* [TO BE DONE]
Each line of the data that includes the string "Early" is to be copied out.

* [EXCERPTED DATA]

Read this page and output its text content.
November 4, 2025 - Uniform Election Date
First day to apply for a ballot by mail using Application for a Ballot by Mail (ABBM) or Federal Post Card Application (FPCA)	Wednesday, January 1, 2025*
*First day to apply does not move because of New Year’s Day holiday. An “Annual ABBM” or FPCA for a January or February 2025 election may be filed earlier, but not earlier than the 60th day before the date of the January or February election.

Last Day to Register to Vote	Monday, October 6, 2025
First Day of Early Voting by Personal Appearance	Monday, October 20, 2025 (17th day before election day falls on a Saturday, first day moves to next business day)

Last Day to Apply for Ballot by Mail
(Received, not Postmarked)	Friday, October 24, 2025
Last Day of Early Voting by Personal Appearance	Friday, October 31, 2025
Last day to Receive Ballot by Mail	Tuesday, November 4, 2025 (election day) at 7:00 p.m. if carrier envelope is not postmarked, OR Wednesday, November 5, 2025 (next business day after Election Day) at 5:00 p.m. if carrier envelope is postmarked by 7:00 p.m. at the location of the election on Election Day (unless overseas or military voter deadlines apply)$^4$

* [WRITTEN RESPONSE]
First Day of Early Voting by Personal Appearance	Monday, October 20, 2025 (17th day before election day falls on a Saturday, first day moves to next business day)
Last Day of Early Voting by Personal Appearance	Friday, October 31, 2025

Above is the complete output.